--- 原文抜粋 ---

「宇田川源流」2019年海外の10大ニュース

「宇田川源流」2019年海外の10大ニュース

 海外のニュースは、日本のニュースなどとは異なり、スポーチなども少なく「動乱」の一年であったことがうかがえる。

実際に、日本にいると「日本だけが平和でほかの国がかなり大変になっている」などということは普通にある話であり、そのようなことになっていても、日本人は世界になかなか興味を持たないし、また、その世界の興味に関しても、そのことが日本にどのように影響するかとか、あるいは将来にどのような状況になるか、場合によっては、なぜそのような事件が起きたのかということが全くわからない人も少なくないのである。

例えば宗教的な対立において多くの命が失われたとする。日本人の場合は、「子供が犠牲になってかわいそう」ということを言う。まあ、アメリカも似ったようなところがあるが、アメリカの場合はそれを軍事力で威圧することができるからよいが、日本の場合は「ただ言っているだけ」がほとんど、そうではないと「人道支援」と称して無謀に現地に乗り込み、日本の価値観を相手に押し付けて危険雨に会って帰ってくることが少なくない。実際にアフガニスタンの中村医師のように、現地を熟知し、なおかつ現地の人々と多くの交流を持っている人であっても襲撃されてしまうことがあるのだ。そのように考えれば、素人の、何の準備もない人が、日本の災害地にボランティアに行く感じで紛争地域に行って、かえって多くの人に迷惑をかけて帰ってくるだけののことになる場合が少なくないのである。

--- 項目一覧 ---

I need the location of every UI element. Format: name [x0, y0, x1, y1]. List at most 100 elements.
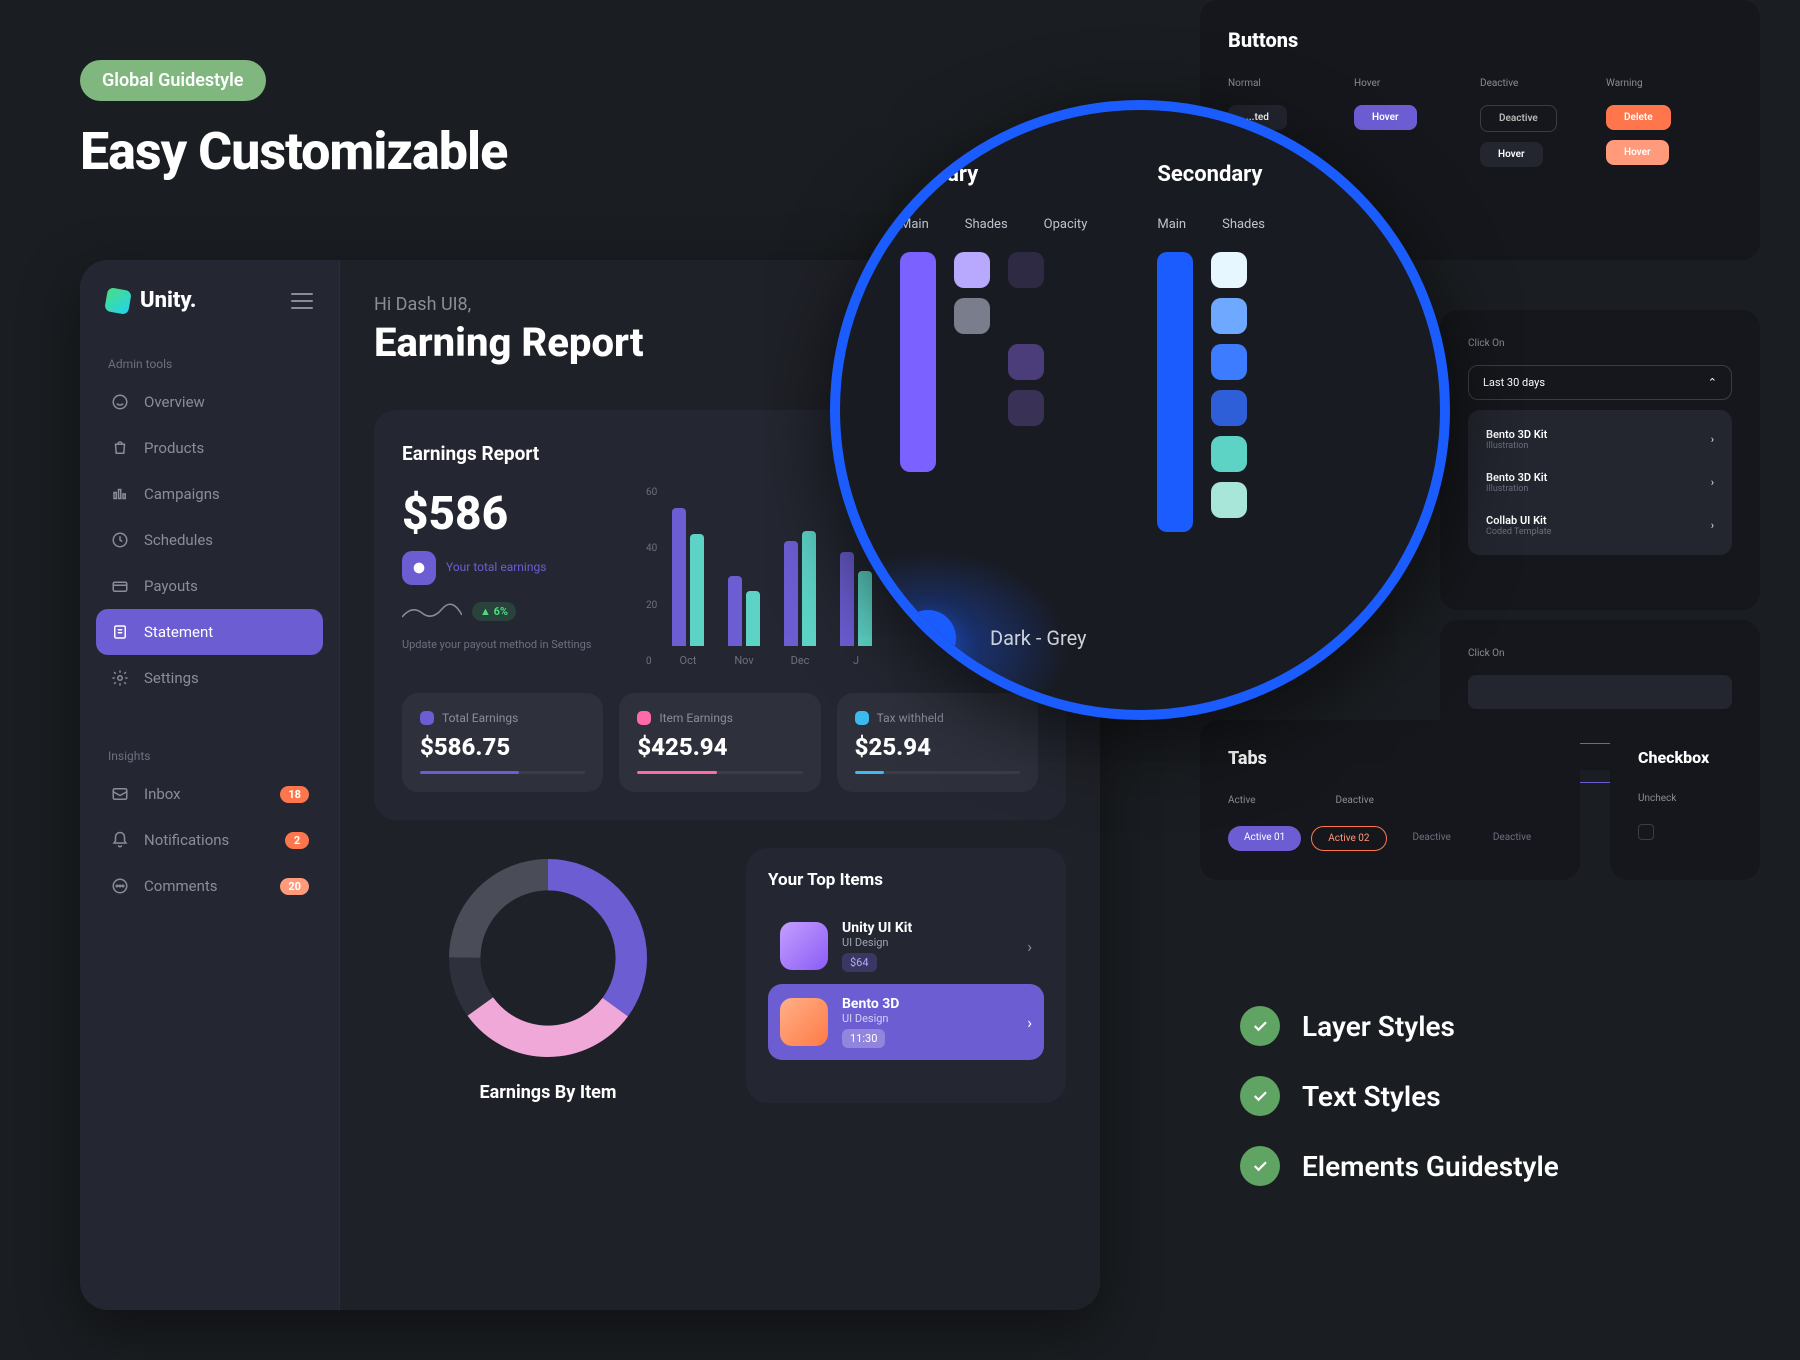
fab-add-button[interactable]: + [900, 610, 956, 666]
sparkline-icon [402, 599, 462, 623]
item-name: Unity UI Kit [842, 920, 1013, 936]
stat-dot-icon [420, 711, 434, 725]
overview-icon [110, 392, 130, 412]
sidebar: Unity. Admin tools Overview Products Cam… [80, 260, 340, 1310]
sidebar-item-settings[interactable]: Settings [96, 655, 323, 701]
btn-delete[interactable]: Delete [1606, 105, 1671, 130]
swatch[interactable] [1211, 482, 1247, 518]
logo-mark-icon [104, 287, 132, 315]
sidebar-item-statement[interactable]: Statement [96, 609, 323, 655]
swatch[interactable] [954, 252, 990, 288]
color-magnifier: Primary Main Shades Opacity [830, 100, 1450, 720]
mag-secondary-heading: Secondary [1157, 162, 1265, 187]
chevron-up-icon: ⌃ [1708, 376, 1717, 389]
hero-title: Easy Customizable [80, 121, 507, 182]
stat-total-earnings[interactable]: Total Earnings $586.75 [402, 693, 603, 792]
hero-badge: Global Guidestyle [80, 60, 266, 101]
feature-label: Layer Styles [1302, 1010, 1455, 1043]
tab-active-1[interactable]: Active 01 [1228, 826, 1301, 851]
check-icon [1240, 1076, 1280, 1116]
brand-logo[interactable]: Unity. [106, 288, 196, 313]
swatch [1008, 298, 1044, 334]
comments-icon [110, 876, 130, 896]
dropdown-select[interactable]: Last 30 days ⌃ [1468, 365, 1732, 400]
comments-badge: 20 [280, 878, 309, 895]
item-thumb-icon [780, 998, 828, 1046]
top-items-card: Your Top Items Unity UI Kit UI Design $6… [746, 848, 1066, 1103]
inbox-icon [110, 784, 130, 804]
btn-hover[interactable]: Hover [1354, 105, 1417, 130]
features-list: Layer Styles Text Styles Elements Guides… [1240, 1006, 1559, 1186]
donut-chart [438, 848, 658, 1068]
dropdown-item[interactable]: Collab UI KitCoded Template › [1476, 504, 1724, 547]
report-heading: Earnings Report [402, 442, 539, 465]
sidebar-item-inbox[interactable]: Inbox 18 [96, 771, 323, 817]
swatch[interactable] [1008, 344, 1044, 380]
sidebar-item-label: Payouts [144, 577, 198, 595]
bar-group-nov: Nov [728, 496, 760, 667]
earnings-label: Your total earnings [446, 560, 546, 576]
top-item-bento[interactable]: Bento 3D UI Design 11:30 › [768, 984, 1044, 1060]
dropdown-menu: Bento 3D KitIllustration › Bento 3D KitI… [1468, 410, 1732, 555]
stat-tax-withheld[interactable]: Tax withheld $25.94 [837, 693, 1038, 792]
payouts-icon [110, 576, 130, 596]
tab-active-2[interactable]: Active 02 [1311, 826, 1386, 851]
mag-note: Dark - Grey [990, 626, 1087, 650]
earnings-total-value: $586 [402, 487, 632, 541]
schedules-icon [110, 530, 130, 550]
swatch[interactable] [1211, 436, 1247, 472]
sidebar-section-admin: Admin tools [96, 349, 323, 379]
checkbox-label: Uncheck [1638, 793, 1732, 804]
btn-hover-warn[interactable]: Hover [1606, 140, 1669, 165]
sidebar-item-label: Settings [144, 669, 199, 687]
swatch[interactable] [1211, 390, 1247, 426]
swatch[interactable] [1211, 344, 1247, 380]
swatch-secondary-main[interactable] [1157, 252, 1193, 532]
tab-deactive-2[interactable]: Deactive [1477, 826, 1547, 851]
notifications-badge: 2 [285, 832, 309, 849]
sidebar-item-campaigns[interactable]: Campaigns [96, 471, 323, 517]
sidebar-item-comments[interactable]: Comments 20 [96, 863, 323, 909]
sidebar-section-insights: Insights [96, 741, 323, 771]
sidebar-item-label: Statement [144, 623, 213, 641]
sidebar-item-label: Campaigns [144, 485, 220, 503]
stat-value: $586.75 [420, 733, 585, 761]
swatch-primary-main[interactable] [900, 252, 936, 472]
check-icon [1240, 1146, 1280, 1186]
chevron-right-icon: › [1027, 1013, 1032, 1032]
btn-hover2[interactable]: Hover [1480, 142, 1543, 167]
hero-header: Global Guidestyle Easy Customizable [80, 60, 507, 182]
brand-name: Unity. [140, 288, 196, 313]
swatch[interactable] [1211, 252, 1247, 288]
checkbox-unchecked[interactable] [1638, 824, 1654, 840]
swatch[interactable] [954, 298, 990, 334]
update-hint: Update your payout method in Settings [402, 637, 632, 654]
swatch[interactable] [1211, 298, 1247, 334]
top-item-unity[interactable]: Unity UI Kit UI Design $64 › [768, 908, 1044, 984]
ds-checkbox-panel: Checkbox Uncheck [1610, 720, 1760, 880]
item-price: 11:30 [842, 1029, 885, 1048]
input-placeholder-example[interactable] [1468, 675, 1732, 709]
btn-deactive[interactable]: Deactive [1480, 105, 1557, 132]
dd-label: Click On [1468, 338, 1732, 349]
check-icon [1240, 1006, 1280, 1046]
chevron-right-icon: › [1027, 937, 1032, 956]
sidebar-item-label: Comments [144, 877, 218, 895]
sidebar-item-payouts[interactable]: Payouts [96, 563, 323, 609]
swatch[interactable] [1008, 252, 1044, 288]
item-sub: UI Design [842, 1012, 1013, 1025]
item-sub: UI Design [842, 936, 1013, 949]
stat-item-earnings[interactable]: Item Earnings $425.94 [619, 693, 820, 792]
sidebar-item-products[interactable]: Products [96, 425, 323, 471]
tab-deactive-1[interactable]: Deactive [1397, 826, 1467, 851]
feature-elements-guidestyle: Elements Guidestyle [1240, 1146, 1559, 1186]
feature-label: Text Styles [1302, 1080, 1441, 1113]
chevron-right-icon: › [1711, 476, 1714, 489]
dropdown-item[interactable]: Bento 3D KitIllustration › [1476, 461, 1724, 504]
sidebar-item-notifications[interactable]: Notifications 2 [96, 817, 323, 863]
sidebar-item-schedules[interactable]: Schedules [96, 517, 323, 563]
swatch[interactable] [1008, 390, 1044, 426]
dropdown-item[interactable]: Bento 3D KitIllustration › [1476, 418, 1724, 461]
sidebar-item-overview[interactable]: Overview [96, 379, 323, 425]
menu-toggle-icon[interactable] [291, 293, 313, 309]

---

海外の10大ニュースの文章から「実際に、日本にいると「日本だ」で始まり「る場合が少なくないのである。」で終わる部分を、「人道支援」を「国際協力」に差し替えて書き直してください。 項目は本文とは別の資料である。

実際に、日本にいると「日本だけが平和でほかの国がかなり大変になっている」などということは普通にある話であり、そのようなことになっていても、日本人は世界になかなか興味を持たないし、また、その世界の興味に関しても、そのことが日本にどのように影響するかとか、あるいは将来にどのような状況になるか、場合によっては、なぜそのような事件が起きたのかということが全くわからない人も少なくないのである。

例えば宗教的な対立において多くの命が失われたとする。日本人の場合は、「子供が犠牲になってかわいそう」ということを言う。まあ、アメリカも似ったようなところがあるが、アメリカの場合はそれを軍事力で威圧することができるからよいが、日本の場合は「ただ言っているだけ」がほとんど、そうではないと「国際協力」と称して無謀に現地に乗り込み、日本の価値観を相手に押し付けて危険雨に会って帰ってくることが少なくない。実際にアフガニスタンの中村医師のように、現地を熟知し、なおかつ現地の人々と多くの交流を持っている人であっても襲撃されてしまうことがあるのだ。そのように考えれば、素人の、何の準備もない人が、日本の災害地にボランティアに行く感じで紛争地域に行って、かえって多くの人に迷惑をかけて帰ってくるだけののことになる場合が少なくないのである。